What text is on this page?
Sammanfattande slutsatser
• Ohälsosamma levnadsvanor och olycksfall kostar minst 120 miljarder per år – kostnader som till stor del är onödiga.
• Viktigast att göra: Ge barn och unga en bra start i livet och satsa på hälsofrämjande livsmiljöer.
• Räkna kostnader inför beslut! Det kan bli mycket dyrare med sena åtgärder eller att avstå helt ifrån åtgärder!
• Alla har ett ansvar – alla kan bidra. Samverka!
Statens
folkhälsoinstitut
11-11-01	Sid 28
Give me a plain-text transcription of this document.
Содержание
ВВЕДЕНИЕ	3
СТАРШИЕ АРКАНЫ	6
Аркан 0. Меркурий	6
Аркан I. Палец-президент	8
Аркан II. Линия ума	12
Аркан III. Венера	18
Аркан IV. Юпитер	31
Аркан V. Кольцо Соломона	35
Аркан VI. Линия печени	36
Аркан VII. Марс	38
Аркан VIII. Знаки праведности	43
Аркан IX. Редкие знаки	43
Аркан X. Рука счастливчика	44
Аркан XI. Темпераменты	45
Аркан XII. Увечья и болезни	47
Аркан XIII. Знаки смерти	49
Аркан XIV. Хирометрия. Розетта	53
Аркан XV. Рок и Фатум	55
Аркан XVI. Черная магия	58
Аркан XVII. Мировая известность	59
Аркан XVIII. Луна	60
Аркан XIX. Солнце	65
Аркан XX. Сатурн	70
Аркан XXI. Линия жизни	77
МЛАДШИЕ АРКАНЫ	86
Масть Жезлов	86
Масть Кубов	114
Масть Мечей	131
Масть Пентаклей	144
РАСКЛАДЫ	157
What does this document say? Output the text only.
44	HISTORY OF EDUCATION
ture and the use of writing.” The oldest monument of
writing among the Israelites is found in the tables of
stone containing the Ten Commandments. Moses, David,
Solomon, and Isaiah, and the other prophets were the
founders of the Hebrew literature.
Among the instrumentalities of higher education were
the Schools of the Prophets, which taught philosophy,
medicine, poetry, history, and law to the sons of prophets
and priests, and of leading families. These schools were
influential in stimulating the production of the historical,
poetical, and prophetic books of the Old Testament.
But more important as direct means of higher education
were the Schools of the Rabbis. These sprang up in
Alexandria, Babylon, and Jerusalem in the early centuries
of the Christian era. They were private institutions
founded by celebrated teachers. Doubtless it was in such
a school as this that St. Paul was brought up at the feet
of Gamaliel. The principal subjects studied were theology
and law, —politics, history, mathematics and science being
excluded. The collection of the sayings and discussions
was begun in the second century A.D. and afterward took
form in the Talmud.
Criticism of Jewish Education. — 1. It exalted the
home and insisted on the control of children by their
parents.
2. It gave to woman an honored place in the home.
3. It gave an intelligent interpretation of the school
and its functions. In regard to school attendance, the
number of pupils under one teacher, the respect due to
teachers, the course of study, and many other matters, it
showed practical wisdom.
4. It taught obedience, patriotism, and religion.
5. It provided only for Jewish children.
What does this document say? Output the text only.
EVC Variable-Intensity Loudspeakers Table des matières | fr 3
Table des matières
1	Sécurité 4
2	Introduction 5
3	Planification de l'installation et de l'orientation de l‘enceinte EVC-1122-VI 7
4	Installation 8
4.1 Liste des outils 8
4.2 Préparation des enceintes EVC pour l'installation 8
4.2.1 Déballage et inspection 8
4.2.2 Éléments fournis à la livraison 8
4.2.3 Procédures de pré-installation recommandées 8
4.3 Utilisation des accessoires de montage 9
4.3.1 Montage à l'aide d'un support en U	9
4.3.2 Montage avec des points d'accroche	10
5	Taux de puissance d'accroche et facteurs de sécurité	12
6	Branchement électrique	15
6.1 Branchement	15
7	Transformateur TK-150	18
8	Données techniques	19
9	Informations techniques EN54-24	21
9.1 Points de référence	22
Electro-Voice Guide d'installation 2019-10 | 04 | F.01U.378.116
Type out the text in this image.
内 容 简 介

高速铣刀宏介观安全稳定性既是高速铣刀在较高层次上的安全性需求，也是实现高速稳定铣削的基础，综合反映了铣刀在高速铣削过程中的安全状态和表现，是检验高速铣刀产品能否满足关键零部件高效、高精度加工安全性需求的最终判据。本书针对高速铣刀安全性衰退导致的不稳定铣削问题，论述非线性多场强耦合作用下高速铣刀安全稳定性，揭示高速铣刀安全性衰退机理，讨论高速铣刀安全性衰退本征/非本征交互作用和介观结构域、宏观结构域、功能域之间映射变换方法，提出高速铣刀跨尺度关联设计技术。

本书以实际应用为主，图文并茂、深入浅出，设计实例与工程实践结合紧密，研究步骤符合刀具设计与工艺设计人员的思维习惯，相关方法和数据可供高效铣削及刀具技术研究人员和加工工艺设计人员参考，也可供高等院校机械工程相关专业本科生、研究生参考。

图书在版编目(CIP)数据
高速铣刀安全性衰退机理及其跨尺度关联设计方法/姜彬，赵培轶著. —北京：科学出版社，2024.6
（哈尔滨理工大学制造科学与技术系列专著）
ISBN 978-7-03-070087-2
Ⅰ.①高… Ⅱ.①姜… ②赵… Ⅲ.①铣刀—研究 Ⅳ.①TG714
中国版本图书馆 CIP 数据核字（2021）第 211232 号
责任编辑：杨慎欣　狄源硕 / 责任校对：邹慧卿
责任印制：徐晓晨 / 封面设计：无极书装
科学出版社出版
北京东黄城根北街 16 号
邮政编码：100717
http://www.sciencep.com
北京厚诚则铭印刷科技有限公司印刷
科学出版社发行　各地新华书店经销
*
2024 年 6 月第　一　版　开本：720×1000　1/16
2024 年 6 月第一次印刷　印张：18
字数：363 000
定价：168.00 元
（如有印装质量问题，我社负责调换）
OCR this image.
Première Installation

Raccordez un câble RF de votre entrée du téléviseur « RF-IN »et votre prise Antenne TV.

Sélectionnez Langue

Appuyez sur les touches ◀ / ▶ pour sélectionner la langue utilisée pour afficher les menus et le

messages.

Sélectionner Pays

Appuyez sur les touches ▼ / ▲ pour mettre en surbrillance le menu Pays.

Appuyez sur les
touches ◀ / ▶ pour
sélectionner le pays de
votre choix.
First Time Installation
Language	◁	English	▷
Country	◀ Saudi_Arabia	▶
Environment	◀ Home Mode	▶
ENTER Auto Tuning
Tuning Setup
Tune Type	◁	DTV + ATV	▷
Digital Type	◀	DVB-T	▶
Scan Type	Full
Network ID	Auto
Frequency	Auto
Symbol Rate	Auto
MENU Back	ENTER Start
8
- - -
In the listing, find every line containing the word "other" and list it.

§ **OUTPUT OF THE TASK**
Solomon, and Isaiah, and the other prophets were the
teachers, the course of study, and many other matters, it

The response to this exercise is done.